In your copy, include every line of the listing below exactly but none of the pictures.

Dataset content:
::::::
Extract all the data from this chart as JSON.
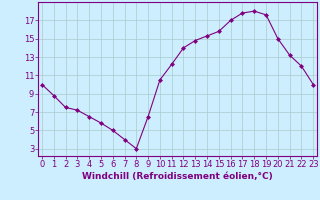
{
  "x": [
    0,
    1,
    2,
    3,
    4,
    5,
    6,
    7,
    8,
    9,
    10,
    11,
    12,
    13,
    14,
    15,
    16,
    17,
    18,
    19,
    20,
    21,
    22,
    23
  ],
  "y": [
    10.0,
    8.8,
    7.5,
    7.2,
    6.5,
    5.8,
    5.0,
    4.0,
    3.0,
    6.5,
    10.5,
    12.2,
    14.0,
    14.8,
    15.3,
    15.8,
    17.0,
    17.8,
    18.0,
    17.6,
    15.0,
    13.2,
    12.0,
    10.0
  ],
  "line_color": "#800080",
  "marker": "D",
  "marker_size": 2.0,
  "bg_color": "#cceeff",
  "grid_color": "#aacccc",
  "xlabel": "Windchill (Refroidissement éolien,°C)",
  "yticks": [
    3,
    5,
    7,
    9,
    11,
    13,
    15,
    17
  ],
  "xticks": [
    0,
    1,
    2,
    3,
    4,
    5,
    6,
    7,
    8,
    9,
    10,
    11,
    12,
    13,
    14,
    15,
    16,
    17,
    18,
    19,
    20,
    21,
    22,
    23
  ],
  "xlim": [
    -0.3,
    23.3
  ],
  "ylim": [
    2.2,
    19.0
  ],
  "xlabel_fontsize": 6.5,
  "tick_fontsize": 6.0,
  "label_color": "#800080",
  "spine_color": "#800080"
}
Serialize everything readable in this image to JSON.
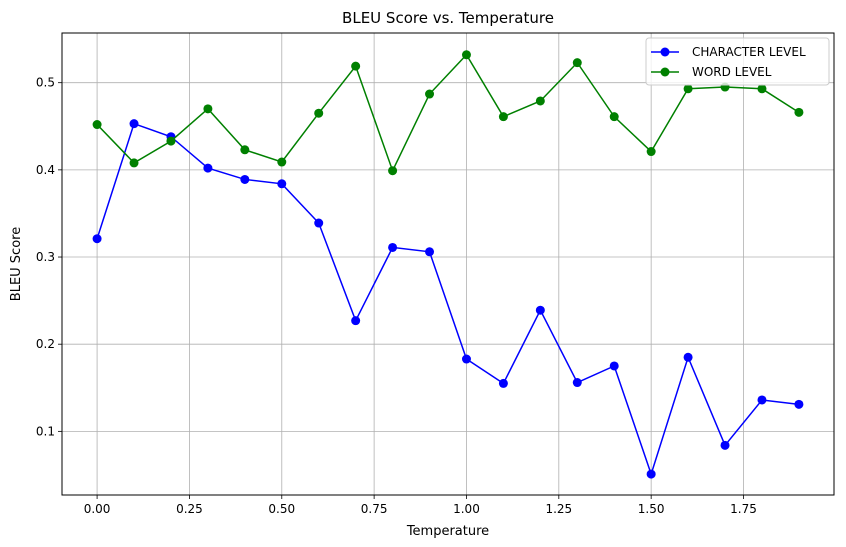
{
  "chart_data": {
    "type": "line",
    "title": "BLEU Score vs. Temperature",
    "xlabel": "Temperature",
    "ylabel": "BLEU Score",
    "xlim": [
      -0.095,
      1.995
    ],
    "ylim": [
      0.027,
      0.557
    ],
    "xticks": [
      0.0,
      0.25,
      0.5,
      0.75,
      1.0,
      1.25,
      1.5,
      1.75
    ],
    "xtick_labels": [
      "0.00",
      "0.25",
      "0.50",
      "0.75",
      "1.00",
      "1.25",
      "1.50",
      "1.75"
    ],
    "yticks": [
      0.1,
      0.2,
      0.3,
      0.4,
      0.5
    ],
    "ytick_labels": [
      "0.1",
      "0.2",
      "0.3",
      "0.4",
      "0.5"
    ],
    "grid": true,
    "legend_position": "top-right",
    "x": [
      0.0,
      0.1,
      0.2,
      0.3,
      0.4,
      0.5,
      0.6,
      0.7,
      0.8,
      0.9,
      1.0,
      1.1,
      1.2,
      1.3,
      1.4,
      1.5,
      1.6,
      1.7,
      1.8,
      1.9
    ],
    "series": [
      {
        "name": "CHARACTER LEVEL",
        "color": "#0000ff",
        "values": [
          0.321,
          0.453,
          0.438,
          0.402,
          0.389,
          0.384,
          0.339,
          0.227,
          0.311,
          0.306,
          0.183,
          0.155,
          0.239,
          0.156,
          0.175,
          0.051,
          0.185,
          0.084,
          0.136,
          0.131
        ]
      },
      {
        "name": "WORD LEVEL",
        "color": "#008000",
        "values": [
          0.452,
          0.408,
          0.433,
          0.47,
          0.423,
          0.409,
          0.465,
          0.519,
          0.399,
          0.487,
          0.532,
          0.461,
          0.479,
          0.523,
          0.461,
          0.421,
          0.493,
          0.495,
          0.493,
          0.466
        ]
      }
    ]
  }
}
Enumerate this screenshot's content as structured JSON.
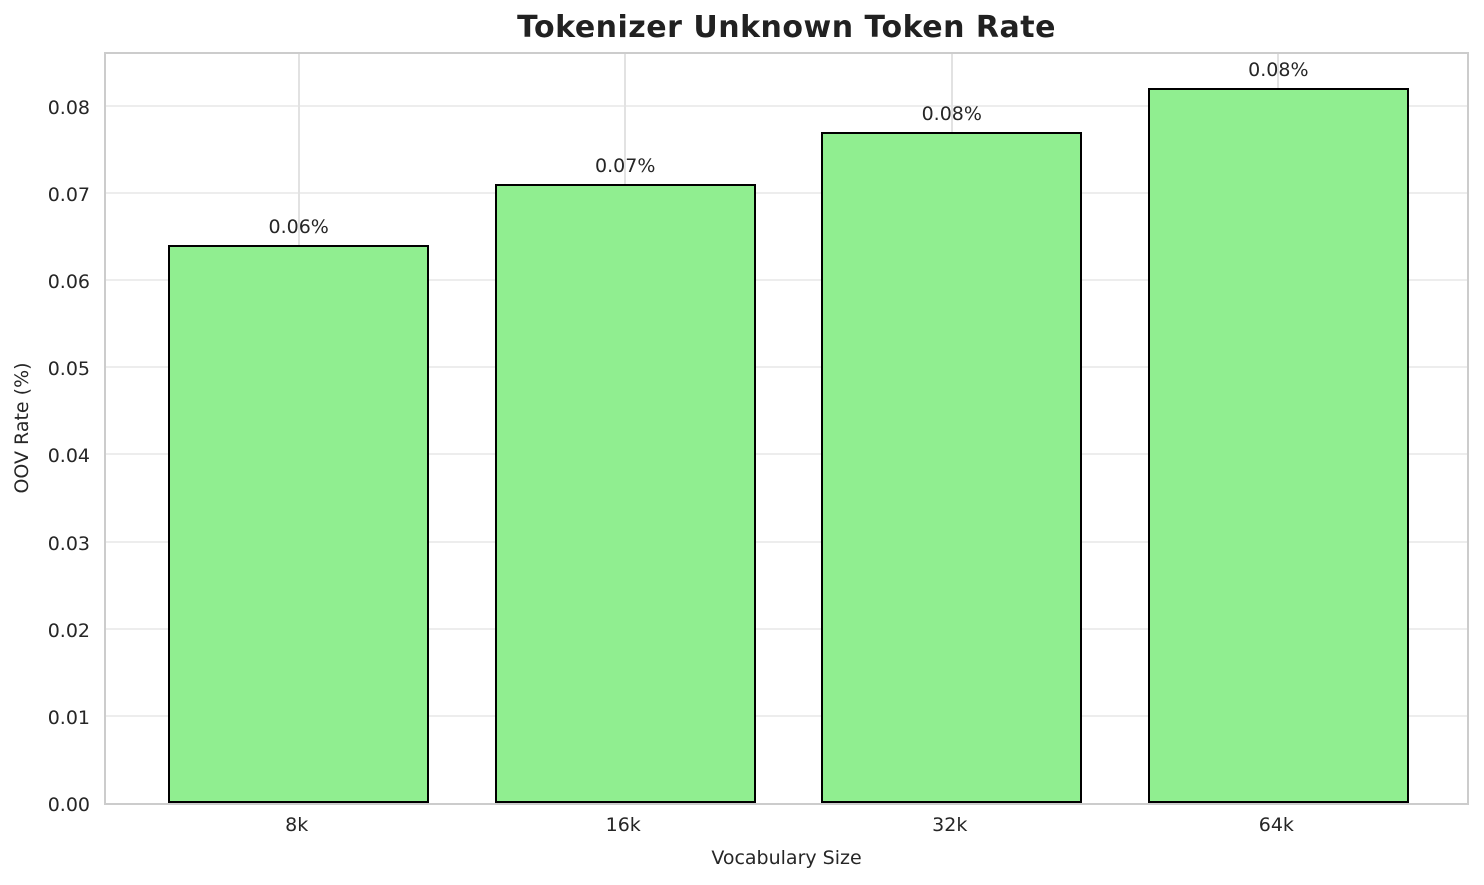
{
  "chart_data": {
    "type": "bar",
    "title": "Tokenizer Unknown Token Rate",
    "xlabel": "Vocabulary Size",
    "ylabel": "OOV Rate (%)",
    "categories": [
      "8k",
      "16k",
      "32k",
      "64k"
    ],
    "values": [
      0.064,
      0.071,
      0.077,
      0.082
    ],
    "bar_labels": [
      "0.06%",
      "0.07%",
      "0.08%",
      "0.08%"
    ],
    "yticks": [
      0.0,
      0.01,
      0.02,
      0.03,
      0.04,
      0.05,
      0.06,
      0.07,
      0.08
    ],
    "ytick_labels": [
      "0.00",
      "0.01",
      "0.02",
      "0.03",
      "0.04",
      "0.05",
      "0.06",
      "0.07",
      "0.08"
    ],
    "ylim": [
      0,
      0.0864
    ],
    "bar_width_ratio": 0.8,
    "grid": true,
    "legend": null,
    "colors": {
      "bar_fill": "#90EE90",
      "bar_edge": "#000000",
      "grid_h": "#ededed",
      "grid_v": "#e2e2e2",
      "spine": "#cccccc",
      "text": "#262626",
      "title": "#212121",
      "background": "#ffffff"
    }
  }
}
::::::
Task solution:
Extract all the data from this chart as JSON.
{
  "x": [
    0,
    1,
    2,
    3,
    4,
    5,
    6,
    7,
    8,
    9,
    10,
    11,
    12,
    13,
    14,
    15,
    16,
    17,
    18,
    19,
    20,
    21,
    22,
    23
  ],
  "y": [
    10.0,
    8.8,
    7.5,
    7.2,
    6.5,
    5.8,
    5.0,
    4.0,
    3.0,
    6.5,
    10.5,
    12.2,
    14.0,
    14.8,
    15.3,
    15.8,
    17.0,
    17.8,
    18.0,
    17.6,
    15.0,
    13.2,
    12.0,
    10.0
  ],
  "line_color": "#800080",
  "marker": "D",
  "marker_size": 2.0,
  "bg_color": "#cceeff",
  "grid_color": "#aacccc",
  "xlabel": "Windchill (Refroidissement éolien,°C)",
  "yticks": [
    3,
    5,
    7,
    9,
    11,
    13,
    15,
    17
  ],
  "xticks": [
    0,
    1,
    2,
    3,
    4,
    5,
    6,
    7,
    8,
    9,
    10,
    11,
    12,
    13,
    14,
    15,
    16,
    17,
    18,
    19,
    20,
    21,
    22,
    23
  ],
  "xlim": [
    -0.3,
    23.3
  ],
  "ylim": [
    2.2,
    19.0
  ],
  "xlabel_fontsize": 6.5,
  "tick_fontsize": 6.0,
  "label_color": "#800080",
  "spine_color": "#800080"
}
Serialize everything readable in this image to JSON.
{
  "chart_data": {
    "type": "line",
    "title": "BLEU Score vs. Temperature",
    "xlabel": "Temperature",
    "ylabel": "BLEU Score",
    "xlim": [
      -0.095,
      1.995
    ],
    "ylim": [
      0.027,
      0.557
    ],
    "xticks": [
      0.0,
      0.25,
      0.5,
      0.75,
      1.0,
      1.25,
      1.5,
      1.75
    ],
    "xtick_labels": [
      "0.00",
      "0.25",
      "0.50",
      "0.75",
      "1.00",
      "1.25",
      "1.50",
      "1.75"
    ],
    "yticks": [
      0.1,
      0.2,
      0.3,
      0.4,
      0.5
    ],
    "ytick_labels": [
      "0.1",
      "0.2",
      "0.3",
      "0.4",
      "0.5"
    ],
    "grid": true,
    "legend_position": "top-right",
    "x": [
      0.0,
      0.1,
      0.2,
      0.3,
      0.4,
      0.5,
      0.6,
      0.7,
      0.8,
      0.9,
      1.0,
      1.1,
      1.2,
      1.3,
      1.4,
      1.5,
      1.6,
      1.7,
      1.8,
      1.9
    ],
    "series": [
      {
        "name": "CHARACTER LEVEL",
        "color": "#0000ff",
        "values": [
          0.321,
          0.453,
          0.438,
          0.402,
          0.389,
          0.384,
          0.339,
          0.227,
          0.311,
          0.306,
          0.183,
          0.155,
          0.239,
          0.156,
          0.175,
          0.051,
          0.185,
          0.084,
          0.136,
          0.131
        ]
      },
      {
        "name": "WORD LEVEL",
        "color": "#008000",
        "values": [
          0.452,
          0.408,
          0.433,
          0.47,
          0.423,
          0.409,
          0.465,
          0.519,
          0.399,
          0.487,
          0.532,
          0.461,
          0.479,
          0.523,
          0.461,
          0.421,
          0.493,
          0.495,
          0.493,
          0.466
        ]
      }
    ]
  }
}
Enumerate this screenshot's content as structured JSON.
{
  "chart_data": {
    "type": "bar",
    "title": "Tokenizer Unknown Token Rate",
    "xlabel": "Vocabulary Size",
    "ylabel": "OOV Rate (%)",
    "categories": [
      "8k",
      "16k",
      "32k",
      "64k"
    ],
    "values": [
      0.064,
      0.071,
      0.077,
      0.082
    ],
    "bar_labels": [
      "0.06%",
      "0.07%",
      "0.08%",
      "0.08%"
    ],
    "yticks": [
      0.0,
      0.01,
      0.02,
      0.03,
      0.04,
      0.05,
      0.06,
      0.07,
      0.08
    ],
    "ytick_labels": [
      "0.00",
      "0.01",
      "0.02",
      "0.03",
      "0.04",
      "0.05",
      "0.06",
      "0.07",
      "0.08"
    ],
    "ylim": [
      0,
      0.0864
    ],
    "bar_width_ratio": 0.8,
    "grid": true,
    "legend": null,
    "colors": {
      "bar_fill": "#90EE90",
      "bar_edge": "#000000",
      "grid_h": "#ededed",
      "grid_v": "#e2e2e2",
      "spine": "#cccccc",
      "text": "#262626",
      "title": "#212121",
      "background": "#ffffff"
    }
  }
}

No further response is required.